◆ **SET TASK**
Restate each entry word for word, leaving nothing out.

:::::

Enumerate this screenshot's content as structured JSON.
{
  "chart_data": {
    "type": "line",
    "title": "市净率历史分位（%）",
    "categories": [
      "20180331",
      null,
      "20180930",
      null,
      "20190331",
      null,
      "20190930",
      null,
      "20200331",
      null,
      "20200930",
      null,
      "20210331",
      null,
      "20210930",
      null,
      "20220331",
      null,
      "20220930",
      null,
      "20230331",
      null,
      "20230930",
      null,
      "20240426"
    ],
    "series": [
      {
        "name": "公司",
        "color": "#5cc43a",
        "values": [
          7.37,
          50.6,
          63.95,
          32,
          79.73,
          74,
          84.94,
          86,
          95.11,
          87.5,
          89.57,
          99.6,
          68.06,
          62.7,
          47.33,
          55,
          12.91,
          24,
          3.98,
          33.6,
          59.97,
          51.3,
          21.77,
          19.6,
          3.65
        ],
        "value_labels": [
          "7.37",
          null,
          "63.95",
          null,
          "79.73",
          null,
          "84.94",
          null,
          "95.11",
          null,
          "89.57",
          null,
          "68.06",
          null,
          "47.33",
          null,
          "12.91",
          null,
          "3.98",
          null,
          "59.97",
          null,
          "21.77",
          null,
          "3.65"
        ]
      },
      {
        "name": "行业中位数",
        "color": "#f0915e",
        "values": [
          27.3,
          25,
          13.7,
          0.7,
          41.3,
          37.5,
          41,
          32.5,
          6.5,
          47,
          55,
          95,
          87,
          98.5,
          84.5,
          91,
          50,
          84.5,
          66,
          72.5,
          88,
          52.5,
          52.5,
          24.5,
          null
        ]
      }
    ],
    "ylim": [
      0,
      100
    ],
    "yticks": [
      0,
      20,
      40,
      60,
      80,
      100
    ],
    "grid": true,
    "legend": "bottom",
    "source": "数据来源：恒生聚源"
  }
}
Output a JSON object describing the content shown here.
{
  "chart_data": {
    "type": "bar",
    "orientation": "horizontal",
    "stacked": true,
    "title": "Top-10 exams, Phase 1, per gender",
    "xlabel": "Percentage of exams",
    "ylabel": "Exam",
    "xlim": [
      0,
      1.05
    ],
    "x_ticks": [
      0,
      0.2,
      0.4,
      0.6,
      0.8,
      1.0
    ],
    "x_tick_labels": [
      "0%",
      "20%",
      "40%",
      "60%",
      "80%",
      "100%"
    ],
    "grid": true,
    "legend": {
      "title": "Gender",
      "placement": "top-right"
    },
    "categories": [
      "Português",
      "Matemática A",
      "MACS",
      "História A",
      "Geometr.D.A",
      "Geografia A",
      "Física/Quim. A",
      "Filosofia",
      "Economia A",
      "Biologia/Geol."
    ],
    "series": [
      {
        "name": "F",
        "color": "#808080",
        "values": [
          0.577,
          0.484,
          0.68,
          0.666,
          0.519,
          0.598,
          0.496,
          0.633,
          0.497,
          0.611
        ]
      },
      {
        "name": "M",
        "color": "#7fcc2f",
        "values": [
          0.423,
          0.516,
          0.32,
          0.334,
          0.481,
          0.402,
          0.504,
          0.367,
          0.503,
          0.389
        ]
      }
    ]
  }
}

:::::

◆ **WORKED SOLUTION**
Enumerate this screenshot's content as structured JSON.
{
  "chart_data": {
    "type": "line",
    "title": "市净率历史分位（%）",
    "categories": [
      "20180331",
      null,
      "20180930",
      null,
      "20190331",
      null,
      "20190930",
      null,
      "20200331",
      null,
      "20200930",
      null,
      "20210331",
      null,
      "20210930",
      null,
      "20220331",
      null,
      "20220930",
      null,
      "20230331",
      null,
      "20230930",
      null,
      "20240426"
    ],
    "series": [
      {
        "name": "公司",
        "color": "#5cc43a",
        "values": [
          7.37,
          50.6,
          63.95,
          32,
          79.73,
          74,
          84.94,
          86,
          95.11,
          87.5,
          89.57,
          99.6,
          68.06,
          62.7,
          47.33,
          55,
          12.91,
          24,
          3.98,
          33.6,
          59.97,
          51.3,
          21.77,
          19.6,
          3.65
        ],
        "value_labels": [
          "7.37",
          null,
          "63.95",
          null,
          "79.73",
          null,
          "84.94",
          null,
          "95.11",
          null,
          "89.57",
          null,
          "68.06",
          null,
          "47.33",
          null,
          "12.91",
          null,
          "3.98",
          null,
          "59.97",
          null,
          "21.77",
          null,
          "3.65"
        ]
      },
      {
        "name": "行业中位数",
        "color": "#f0915e",
        "values": [
          27.3,
          25,
          13.7,
          0.7,
          41.3,
          37.5,
          41,
          32.5,
          6.5,
          47,
          55,
          95,
          87,
          98.5,
          84.5,
          91,
          50,
          84.5,
          66,
          72.5,
          88,
          52.5,
          52.5,
          24.5,
          null
        ]
      }
    ],
    "ylim": [
      0,
      100
    ],
    "yticks": [
      0,
      20,
      40,
      60,
      80,
      100
    ],
    "grid": true,
    "legend": "bottom",
    "source": "数据来源：恒生聚源"
  }
}
Output a JSON object describing the content shown here.
{
  "chart_data": {
    "type": "bar",
    "orientation": "horizontal",
    "stacked": true,
    "title": "Top-10 exams, Phase 1, per gender",
    "xlabel": "Percentage of exams",
    "ylabel": "Exam",
    "xlim": [
      0,
      1.05
    ],
    "x_ticks": [
      0,
      0.2,
      0.4,
      0.6,
      0.8,
      1.0
    ],
    "x_tick_labels": [
      "0%",
      "20%",
      "40%",
      "60%",
      "80%",
      "100%"
    ],
    "grid": true,
    "legend": {
      "title": "Gender",
      "placement": "top-right"
    },
    "categories": [
      "Português",
      "Matemática A",
      "MACS",
      "História A",
      "Geometr.D.A",
      "Geografia A",
      "Física/Quim. A",
      "Filosofia",
      "Economia A",
      "Biologia/Geol."
    ],
    "series": [
      {
        "name": "F",
        "color": "#808080",
        "values": [
          0.577,
          0.484,
          0.68,
          0.666,
          0.519,
          0.598,
          0.496,
          0.633,
          0.497,
          0.611
        ]
      },
      {
        "name": "M",
        "color": "#7fcc2f",
        "values": [
          0.423,
          0.516,
          0.32,
          0.334,
          0.481,
          0.402,
          0.504,
          0.367,
          0.503,
          0.389
        ]
      }
    ]
  }
}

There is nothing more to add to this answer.